THE TASK >> Your answer should be a single number: the count of lines that include the word "obrazovce".

==== AVAILABLE RECORDS ====

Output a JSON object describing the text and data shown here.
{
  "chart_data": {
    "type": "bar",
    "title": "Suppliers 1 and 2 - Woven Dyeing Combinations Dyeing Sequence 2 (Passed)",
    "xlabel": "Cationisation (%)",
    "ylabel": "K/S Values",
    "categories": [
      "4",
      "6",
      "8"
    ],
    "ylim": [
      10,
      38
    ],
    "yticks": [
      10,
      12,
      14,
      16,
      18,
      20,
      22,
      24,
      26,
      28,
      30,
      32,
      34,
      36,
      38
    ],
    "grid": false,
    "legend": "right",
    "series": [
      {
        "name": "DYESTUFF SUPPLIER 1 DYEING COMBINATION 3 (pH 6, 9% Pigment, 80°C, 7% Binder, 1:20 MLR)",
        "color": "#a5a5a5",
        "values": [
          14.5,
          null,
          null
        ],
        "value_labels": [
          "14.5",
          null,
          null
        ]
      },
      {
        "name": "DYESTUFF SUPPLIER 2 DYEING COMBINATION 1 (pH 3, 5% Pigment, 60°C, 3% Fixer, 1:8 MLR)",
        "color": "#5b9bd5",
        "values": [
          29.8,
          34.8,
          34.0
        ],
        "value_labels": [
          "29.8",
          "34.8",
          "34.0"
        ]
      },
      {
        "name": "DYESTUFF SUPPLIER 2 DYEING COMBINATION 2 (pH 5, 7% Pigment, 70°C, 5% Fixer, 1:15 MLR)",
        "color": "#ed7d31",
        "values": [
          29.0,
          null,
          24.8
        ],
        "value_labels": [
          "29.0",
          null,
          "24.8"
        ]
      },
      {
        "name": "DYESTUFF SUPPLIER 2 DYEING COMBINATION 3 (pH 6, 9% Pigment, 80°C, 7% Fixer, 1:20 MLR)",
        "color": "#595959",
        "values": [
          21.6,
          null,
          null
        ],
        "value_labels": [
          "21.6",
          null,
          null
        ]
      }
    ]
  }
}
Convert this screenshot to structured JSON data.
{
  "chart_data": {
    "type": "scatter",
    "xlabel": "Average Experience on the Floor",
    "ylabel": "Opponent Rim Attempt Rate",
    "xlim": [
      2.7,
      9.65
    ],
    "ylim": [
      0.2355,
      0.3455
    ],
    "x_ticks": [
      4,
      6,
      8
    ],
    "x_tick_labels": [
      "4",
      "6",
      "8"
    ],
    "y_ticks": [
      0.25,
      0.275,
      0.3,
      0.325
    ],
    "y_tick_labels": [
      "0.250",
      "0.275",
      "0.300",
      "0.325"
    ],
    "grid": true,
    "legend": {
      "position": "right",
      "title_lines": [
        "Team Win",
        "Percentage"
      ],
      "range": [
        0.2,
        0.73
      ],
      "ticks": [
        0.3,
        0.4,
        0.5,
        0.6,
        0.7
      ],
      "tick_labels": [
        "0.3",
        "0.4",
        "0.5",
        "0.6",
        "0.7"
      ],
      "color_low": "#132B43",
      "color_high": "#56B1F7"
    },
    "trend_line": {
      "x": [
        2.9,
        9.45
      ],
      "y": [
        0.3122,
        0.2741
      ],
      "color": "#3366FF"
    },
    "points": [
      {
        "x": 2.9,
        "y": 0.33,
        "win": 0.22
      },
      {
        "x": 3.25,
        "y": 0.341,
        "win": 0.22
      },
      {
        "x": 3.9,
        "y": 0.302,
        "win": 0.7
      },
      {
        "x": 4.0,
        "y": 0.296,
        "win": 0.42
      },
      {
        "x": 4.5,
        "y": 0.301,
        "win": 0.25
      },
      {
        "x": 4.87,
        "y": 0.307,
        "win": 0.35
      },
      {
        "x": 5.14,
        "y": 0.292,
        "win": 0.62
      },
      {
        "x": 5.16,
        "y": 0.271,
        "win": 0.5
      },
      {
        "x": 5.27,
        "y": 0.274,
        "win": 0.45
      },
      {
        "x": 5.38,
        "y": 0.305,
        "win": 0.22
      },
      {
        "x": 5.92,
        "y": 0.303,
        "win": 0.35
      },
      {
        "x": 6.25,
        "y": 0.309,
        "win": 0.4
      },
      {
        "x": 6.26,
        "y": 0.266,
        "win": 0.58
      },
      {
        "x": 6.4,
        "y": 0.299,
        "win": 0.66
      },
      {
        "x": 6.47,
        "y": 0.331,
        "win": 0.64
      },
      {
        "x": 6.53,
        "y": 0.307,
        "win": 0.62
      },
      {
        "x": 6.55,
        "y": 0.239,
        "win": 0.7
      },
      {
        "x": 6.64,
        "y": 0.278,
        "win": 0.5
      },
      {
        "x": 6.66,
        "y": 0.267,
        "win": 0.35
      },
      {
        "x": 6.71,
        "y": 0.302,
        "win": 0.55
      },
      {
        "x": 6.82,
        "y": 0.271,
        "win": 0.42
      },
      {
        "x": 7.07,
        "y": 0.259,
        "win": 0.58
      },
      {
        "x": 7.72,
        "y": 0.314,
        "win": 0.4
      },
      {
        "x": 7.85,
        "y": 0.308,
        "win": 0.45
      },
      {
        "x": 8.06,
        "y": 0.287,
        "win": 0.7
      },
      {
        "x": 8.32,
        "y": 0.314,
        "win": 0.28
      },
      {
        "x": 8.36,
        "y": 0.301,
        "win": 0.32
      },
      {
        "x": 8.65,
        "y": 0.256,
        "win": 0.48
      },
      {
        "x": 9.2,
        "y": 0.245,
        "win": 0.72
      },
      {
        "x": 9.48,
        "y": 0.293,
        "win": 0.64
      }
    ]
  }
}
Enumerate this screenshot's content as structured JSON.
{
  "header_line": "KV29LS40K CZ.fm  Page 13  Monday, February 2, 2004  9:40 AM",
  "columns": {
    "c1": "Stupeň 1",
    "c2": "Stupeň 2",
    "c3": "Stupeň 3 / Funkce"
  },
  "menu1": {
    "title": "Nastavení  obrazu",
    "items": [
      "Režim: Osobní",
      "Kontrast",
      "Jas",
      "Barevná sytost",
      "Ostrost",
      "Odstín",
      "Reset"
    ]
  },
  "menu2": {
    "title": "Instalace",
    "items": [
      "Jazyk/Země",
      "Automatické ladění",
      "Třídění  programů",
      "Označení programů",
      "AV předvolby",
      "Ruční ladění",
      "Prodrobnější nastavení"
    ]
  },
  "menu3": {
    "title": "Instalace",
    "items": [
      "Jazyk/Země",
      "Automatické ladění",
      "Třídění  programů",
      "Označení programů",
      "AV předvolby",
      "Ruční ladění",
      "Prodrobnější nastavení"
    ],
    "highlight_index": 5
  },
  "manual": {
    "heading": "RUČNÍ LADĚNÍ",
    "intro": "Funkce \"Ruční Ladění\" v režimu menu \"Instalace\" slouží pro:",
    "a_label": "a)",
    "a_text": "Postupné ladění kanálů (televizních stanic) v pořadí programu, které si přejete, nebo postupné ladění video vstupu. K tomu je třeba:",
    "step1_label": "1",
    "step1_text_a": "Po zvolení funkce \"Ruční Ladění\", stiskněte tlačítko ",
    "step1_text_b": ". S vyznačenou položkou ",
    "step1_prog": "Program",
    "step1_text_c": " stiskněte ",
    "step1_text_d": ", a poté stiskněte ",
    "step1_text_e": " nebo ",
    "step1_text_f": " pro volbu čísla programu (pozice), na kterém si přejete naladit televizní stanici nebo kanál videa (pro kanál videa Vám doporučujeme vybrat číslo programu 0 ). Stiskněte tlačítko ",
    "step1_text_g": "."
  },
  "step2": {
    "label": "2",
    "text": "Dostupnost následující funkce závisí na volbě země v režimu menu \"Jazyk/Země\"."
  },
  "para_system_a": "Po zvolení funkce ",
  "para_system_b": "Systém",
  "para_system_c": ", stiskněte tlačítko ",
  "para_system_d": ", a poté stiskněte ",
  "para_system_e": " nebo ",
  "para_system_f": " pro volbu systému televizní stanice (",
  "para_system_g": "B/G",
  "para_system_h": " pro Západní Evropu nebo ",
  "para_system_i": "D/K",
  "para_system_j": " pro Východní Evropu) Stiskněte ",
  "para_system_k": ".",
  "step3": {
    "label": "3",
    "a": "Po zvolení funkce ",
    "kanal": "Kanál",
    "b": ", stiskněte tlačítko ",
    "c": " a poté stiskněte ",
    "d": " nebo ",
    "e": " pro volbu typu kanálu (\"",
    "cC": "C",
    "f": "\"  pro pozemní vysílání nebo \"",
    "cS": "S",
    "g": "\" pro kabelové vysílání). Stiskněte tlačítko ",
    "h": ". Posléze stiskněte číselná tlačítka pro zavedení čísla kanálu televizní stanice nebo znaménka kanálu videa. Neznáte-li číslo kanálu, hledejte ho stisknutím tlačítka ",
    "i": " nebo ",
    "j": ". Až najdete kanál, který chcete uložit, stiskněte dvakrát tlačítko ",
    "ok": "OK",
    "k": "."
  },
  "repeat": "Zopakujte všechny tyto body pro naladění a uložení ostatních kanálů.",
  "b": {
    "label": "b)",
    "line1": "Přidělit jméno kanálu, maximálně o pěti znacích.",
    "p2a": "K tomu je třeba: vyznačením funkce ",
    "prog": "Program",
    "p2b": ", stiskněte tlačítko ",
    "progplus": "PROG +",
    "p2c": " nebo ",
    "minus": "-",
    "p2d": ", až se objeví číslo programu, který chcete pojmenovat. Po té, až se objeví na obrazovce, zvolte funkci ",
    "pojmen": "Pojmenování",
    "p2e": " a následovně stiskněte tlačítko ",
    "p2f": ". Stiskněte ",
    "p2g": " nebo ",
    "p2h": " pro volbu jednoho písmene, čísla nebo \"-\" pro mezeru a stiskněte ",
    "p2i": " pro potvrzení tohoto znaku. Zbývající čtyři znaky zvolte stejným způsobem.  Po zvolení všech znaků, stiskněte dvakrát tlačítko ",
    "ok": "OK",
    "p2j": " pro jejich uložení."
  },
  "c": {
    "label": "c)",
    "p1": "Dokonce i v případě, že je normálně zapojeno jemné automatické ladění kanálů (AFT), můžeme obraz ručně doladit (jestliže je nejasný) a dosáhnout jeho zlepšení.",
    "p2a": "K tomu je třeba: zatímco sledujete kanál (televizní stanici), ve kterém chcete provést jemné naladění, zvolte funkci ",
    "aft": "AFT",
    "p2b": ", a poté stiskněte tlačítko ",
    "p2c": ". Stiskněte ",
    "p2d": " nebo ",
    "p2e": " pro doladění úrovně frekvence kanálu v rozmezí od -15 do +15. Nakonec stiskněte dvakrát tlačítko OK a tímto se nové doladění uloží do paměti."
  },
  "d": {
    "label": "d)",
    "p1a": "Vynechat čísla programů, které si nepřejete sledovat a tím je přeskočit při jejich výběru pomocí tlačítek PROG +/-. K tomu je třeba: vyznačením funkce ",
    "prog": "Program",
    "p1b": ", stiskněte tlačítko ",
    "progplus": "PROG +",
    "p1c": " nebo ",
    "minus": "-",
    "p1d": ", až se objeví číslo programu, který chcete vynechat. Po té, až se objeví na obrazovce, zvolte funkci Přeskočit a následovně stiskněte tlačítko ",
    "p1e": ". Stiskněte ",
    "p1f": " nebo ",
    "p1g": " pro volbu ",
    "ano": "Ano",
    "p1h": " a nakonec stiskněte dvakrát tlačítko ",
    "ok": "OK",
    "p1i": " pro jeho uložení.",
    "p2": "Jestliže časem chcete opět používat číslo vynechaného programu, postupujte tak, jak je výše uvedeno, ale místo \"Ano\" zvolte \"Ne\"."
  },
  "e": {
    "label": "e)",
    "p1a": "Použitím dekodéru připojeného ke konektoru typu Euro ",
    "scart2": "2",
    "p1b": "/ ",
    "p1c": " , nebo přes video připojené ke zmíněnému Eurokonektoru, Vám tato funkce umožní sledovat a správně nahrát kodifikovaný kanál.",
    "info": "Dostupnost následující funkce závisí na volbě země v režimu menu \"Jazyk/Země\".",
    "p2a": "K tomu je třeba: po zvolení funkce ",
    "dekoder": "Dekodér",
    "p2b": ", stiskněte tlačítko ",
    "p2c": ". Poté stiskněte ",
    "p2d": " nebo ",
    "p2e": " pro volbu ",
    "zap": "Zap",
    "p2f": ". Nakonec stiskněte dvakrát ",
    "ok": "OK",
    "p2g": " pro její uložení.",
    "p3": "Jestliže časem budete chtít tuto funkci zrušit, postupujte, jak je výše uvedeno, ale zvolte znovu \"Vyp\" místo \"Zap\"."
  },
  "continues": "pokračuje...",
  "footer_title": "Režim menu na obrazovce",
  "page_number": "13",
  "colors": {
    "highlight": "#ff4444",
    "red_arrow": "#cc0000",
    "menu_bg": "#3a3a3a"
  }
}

====

THE SOLUTION >> 3